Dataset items

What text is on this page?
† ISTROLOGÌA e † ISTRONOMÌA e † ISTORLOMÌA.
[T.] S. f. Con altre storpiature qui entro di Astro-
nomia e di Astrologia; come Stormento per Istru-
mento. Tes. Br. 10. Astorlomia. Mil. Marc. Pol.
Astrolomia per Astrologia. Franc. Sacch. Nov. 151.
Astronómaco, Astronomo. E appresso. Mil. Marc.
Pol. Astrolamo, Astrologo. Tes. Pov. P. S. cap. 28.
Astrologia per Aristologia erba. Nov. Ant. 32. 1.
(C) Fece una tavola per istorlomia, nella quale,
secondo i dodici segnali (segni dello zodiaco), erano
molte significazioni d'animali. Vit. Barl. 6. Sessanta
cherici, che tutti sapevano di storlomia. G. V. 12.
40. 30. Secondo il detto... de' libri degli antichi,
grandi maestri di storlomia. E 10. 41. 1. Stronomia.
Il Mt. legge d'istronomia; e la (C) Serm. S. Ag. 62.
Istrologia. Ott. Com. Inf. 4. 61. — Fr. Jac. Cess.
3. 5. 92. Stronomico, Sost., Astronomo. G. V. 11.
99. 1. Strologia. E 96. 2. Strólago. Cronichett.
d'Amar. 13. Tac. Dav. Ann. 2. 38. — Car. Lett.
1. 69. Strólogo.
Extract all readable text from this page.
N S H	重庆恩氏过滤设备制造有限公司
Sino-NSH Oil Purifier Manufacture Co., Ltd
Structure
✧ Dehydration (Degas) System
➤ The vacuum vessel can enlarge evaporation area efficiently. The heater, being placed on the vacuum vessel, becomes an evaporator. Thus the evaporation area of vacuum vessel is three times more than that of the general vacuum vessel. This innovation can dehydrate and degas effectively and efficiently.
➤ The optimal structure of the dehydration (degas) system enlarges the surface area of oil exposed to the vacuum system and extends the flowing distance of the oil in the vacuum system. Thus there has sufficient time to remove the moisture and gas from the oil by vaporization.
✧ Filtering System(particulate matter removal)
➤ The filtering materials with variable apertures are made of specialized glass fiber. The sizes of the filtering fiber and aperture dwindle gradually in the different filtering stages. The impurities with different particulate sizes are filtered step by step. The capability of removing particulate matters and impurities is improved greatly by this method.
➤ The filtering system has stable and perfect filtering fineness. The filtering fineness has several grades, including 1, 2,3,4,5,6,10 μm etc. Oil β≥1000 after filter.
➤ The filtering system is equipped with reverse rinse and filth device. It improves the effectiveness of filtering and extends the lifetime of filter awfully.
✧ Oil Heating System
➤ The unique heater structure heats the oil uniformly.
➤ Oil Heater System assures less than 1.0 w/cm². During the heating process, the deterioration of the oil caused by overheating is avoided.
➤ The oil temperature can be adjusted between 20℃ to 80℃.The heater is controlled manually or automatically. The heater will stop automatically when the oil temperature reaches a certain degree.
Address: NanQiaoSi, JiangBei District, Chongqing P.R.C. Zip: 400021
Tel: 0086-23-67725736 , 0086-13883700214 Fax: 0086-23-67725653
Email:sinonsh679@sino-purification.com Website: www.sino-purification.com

> GOAL:
Give the number of lines where the string "particulate" occurs, without any further text.

> WRITTEN ANSWER:
2